_WORK TO COMPLETE_. Retype the data below without altering anything.

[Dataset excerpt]
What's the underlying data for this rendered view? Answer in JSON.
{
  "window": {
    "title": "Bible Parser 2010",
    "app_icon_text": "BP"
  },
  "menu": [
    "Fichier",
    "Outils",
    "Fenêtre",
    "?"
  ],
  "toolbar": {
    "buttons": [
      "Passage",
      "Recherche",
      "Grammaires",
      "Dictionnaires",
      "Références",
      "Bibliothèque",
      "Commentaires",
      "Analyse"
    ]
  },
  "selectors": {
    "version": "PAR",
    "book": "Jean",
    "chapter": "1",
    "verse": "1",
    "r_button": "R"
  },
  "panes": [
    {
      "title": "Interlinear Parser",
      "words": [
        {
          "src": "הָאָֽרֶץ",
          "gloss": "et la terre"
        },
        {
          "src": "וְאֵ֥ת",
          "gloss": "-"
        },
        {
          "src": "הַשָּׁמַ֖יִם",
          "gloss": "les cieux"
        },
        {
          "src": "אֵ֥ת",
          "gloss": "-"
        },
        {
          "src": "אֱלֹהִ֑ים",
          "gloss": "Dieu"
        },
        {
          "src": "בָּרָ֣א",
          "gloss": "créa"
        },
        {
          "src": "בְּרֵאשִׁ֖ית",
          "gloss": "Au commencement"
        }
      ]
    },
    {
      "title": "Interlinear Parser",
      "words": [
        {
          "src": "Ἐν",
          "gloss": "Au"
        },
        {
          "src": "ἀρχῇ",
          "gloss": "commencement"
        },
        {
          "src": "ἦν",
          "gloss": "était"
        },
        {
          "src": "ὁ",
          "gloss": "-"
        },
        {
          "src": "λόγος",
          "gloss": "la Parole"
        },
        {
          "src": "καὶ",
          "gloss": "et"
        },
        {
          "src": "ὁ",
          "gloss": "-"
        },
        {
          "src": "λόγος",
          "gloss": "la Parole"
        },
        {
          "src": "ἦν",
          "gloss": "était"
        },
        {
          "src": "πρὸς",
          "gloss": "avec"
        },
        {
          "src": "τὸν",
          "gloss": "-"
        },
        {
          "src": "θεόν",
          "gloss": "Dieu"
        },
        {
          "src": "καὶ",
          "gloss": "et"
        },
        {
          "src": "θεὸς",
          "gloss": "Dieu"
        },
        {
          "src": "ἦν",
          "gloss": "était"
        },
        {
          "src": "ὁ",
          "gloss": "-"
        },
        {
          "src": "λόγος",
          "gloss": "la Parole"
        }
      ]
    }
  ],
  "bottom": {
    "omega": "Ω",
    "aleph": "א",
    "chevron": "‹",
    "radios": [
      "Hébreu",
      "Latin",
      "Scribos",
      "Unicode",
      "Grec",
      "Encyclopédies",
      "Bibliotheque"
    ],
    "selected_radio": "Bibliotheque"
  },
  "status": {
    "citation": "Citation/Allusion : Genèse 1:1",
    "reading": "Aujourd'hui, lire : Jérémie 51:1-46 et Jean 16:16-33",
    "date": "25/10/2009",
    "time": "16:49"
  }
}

_EXERCISE RESPONSE_.
What's the underlying data for this rendered view? Answer in JSON.
{
  "window": {
    "title": "Bible Parser 2010",
    "app_icon_text": "BP"
  },
  "menu": [
    "Fichier",
    "Outils",
    "Fenêtre",
    "?"
  ],
  "toolbar": {
    "buttons": [
      "Passage",
      "Recherche",
      "Grammaires",
      "Dictionnaires",
      "Références",
      "Bibliothèque",
      "Commentaires",
      "Analyse"
    ]
  },
  "selectors": {
    "version": "PAR",
    "book": "Jean",
    "chapter": "1",
    "verse": "1",
    "r_button": "R"
  },
  "panes": [
    {
      "title": "Interlinear Parser",
      "words": [
        {
          "src": "הָאָֽרֶץ",
          "gloss": "et la terre"
        },
        {
          "src": "וְאֵ֥ת",
          "gloss": "-"
        },
        {
          "src": "הַשָּׁמַ֖יִם",
          "gloss": "les cieux"
        },
        {
          "src": "אֵ֥ת",
          "gloss": "-"
        },
        {
          "src": "אֱלֹהִ֑ים",
          "gloss": "Dieu"
        },
        {
          "src": "בָּרָ֣א",
          "gloss": "créa"
        },
        {
          "src": "בְּרֵאשִׁ֖ית",
          "gloss": "Au commencement"
        }
      ]
    },
    {
      "title": "Interlinear Parser",
      "words": [
        {
          "src": "Ἐν",
          "gloss": "Au"
        },
        {
          "src": "ἀρχῇ",
          "gloss": "commencement"
        },
        {
          "src": "ἦν",
          "gloss": "était"
        },
        {
          "src": "ὁ",
          "gloss": "-"
        },
        {
          "src": "λόγος",
          "gloss": "la Parole"
        },
        {
          "src": "καὶ",
          "gloss": "et"
        },
        {
          "src": "ὁ",
          "gloss": "-"
        },
        {
          "src": "λόγος",
          "gloss": "la Parole"
        },
        {
          "src": "ἦν",
          "gloss": "était"
        },
        {
          "src": "πρὸς",
          "gloss": "avec"
        },
        {
          "src": "τὸν",
          "gloss": "-"
        },
        {
          "src": "θεόν",
          "gloss": "Dieu"
        },
        {
          "src": "καὶ",
          "gloss": "et"
        },
        {
          "src": "θεὸς",
          "gloss": "Dieu"
        },
        {
          "src": "ἦν",
          "gloss": "était"
        },
        {
          "src": "ὁ",
          "gloss": "-"
        },
        {
          "src": "λόγος",
          "gloss": "la Parole"
        }
      ]
    }
  ],
  "bottom": {
    "omega": "Ω",
    "aleph": "א",
    "chevron": "‹",
    "radios": [
      "Hébreu",
      "Latin",
      "Scribos",
      "Unicode",
      "Grec",
      "Encyclopédies",
      "Bibliotheque"
    ],
    "selected_radio": "Bibliotheque"
  },
  "status": {
    "citation": "Citation/Allusion : Genèse 1:1",
    "reading": "Aujourd'hui, lire : Jérémie 51:1-46 et Jean 16:16-33",
    "date": "25/10/2009",
    "time": "16:49"
  }
}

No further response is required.